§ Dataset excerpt

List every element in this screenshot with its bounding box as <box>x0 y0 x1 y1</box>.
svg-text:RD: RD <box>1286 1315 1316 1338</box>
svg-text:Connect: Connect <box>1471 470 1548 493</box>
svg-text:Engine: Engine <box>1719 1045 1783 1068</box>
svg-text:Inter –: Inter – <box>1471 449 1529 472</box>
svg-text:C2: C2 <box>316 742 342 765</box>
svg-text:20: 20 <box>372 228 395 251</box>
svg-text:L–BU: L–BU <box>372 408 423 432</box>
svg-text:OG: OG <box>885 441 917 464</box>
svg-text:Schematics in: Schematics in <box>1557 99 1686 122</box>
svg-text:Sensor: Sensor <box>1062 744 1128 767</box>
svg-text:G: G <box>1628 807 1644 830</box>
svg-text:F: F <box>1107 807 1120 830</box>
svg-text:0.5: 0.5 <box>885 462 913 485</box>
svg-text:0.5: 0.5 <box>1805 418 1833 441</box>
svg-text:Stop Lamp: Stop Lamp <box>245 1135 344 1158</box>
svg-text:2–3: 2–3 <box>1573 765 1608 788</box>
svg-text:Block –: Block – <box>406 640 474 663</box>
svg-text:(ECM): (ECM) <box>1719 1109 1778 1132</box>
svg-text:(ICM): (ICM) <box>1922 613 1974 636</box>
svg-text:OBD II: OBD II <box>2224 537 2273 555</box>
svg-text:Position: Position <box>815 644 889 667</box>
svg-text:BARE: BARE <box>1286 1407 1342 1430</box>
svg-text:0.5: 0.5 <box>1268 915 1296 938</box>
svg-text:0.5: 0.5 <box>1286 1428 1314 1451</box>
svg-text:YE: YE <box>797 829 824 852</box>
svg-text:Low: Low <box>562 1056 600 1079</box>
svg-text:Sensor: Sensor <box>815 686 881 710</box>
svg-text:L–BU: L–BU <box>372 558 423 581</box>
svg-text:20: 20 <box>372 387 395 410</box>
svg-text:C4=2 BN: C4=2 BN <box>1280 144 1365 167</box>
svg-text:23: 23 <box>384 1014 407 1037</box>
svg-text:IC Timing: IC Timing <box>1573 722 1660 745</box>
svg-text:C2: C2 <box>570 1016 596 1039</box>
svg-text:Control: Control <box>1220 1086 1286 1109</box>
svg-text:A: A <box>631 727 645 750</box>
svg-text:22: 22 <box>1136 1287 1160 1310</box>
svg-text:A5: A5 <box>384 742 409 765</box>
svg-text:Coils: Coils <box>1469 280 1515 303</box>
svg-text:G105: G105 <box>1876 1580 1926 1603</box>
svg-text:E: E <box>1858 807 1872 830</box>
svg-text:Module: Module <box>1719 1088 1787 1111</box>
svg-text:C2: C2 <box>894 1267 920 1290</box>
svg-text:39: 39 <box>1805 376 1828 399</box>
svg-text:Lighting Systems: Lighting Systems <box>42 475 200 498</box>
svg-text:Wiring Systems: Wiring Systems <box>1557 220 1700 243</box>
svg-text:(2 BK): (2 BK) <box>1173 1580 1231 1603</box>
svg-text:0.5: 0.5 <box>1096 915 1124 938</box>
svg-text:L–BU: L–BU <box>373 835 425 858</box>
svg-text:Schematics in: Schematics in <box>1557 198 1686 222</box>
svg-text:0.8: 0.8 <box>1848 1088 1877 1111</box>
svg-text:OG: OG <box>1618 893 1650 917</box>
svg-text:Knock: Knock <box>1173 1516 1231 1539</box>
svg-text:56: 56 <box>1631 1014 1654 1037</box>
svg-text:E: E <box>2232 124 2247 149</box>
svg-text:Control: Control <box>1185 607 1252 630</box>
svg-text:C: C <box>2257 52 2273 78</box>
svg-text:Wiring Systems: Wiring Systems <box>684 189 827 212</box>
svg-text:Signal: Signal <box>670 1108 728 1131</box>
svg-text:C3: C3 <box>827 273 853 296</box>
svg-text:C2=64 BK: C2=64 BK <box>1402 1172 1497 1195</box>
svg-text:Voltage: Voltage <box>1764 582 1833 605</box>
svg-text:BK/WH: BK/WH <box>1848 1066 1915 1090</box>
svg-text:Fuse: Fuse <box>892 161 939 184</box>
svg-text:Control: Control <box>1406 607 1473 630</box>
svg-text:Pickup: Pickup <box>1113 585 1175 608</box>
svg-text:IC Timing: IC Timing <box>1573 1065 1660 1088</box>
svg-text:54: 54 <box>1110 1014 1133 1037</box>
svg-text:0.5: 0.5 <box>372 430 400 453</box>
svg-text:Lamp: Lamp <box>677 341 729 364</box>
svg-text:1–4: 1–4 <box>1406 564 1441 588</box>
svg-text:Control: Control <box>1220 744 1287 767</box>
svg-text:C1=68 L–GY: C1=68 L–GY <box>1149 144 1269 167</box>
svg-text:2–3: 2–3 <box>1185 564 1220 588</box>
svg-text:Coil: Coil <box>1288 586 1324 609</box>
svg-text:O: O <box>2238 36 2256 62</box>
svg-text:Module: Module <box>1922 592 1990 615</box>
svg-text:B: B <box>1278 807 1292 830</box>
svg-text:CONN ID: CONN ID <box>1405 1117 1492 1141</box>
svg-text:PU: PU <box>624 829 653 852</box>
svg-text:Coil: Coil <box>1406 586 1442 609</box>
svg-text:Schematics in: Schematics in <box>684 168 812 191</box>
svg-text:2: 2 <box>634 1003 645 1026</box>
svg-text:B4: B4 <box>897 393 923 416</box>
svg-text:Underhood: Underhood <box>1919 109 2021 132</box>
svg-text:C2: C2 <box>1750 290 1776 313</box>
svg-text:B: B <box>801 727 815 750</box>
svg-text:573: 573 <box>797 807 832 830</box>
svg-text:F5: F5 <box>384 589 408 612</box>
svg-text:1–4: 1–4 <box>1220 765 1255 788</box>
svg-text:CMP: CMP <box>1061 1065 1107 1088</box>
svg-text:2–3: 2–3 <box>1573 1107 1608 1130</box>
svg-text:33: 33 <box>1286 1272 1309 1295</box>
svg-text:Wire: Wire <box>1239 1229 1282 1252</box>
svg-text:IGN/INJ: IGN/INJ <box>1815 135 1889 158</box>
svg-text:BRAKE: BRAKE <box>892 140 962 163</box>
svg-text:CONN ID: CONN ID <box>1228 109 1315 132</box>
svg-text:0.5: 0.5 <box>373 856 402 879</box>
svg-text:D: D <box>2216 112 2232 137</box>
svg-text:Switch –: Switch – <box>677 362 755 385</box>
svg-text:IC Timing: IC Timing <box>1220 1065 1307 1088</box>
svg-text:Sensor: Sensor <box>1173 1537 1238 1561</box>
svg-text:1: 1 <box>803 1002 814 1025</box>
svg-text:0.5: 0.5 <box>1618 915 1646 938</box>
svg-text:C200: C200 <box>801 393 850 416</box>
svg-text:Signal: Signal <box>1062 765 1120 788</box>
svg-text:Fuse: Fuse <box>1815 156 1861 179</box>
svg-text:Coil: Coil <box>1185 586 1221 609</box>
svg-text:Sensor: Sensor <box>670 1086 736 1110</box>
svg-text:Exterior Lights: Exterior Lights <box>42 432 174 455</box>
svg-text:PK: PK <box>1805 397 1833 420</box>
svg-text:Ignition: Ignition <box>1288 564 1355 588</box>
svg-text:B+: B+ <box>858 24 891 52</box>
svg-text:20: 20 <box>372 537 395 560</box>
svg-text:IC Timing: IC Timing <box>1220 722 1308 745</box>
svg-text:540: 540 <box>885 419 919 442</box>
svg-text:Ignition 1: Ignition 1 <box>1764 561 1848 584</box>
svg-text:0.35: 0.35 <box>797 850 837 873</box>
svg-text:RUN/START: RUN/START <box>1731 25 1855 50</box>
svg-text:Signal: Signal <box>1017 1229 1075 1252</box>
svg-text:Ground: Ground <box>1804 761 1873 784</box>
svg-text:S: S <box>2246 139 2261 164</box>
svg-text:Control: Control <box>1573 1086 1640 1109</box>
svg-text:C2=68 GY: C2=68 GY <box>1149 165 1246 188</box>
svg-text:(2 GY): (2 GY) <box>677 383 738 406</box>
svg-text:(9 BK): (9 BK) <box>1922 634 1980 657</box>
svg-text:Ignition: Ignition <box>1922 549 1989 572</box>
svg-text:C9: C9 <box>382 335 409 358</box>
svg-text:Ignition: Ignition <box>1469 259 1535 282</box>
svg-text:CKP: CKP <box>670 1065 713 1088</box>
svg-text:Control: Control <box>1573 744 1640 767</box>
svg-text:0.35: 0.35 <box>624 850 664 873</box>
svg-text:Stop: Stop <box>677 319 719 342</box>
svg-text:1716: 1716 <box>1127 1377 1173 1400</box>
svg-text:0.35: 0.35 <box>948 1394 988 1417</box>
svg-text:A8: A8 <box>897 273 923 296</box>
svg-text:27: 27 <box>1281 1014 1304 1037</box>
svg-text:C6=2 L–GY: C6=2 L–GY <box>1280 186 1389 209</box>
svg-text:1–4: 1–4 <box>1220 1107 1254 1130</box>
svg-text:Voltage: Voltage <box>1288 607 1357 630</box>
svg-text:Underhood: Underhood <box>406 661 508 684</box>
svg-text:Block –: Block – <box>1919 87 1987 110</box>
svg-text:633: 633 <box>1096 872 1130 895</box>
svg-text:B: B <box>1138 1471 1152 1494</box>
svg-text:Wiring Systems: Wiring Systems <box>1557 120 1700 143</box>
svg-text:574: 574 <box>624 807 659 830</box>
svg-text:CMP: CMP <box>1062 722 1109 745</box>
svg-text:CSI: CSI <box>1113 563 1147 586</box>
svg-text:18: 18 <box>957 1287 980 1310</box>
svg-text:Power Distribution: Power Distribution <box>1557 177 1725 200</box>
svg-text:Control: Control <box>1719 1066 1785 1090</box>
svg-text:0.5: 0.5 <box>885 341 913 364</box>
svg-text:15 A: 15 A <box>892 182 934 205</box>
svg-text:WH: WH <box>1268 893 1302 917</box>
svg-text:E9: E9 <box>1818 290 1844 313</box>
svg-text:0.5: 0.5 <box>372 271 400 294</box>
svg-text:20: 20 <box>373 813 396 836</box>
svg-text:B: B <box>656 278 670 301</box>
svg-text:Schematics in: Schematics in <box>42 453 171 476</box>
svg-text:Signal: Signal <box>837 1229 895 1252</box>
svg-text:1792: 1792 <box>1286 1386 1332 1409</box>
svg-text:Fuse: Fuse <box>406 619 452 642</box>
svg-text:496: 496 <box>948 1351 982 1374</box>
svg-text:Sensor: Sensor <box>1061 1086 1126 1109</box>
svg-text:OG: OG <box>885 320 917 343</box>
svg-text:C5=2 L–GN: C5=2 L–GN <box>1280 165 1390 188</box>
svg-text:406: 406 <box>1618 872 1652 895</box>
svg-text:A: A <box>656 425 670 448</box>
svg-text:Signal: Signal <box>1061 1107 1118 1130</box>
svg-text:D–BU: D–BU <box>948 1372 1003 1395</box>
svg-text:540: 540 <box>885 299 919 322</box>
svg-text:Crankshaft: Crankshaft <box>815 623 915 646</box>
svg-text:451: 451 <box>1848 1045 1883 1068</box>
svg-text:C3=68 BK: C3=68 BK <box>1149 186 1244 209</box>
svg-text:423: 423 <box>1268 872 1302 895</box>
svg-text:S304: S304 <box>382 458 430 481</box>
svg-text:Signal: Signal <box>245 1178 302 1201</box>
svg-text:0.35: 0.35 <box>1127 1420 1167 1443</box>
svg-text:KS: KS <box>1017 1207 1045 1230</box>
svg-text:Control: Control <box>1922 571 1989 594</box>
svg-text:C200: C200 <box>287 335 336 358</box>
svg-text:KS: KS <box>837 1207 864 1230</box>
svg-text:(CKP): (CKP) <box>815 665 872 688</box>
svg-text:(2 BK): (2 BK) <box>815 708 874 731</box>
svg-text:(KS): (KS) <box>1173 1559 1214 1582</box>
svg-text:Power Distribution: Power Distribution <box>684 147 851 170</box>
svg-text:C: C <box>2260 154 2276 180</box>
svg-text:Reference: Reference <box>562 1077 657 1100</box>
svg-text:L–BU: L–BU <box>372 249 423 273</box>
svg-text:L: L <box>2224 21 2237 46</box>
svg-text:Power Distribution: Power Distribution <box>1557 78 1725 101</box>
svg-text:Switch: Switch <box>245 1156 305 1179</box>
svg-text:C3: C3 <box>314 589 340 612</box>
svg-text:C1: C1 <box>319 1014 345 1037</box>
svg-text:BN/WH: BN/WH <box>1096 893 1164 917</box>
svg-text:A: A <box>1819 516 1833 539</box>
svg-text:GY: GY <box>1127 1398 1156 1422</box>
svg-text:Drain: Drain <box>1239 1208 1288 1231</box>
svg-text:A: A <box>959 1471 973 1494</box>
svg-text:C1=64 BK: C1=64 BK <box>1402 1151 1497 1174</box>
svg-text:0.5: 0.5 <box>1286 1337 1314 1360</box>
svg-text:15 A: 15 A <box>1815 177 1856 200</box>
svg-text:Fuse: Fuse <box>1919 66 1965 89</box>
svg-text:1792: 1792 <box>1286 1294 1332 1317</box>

§ What you need to do
Swap "Sensor" for "Switch" in the lines running from the start of the excerpt through the line holding "svg-text:Stop Lamp: Stop", inclusive, and return only those lines with everything else left as it is.

§ Complete answer
List every element in this screenshot with its bounding box as <box>x0 y0 x1 y1</box>.
svg-text:RD: RD <box>1286 1315 1316 1338</box>
svg-text:Connect: Connect <box>1471 470 1548 493</box>
svg-text:Engine: Engine <box>1719 1045 1783 1068</box>
svg-text:Inter –: Inter – <box>1471 449 1529 472</box>
svg-text:C2: C2 <box>316 742 342 765</box>
svg-text:20: 20 <box>372 228 395 251</box>
svg-text:L–BU: L–BU <box>372 408 423 432</box>
svg-text:OG: OG <box>885 441 917 464</box>
svg-text:Schematics in: Schematics in <box>1557 99 1686 122</box>
svg-text:Switch: Switch <box>1062 744 1128 767</box>
svg-text:G: G <box>1628 807 1644 830</box>
svg-text:F: F <box>1107 807 1120 830</box>
svg-text:0.5: 0.5 <box>885 462 913 485</box>
svg-text:0.5: 0.5 <box>1805 418 1833 441</box>
svg-text:Stop Lamp: Stop Lamp <box>245 1135 344 1158</box>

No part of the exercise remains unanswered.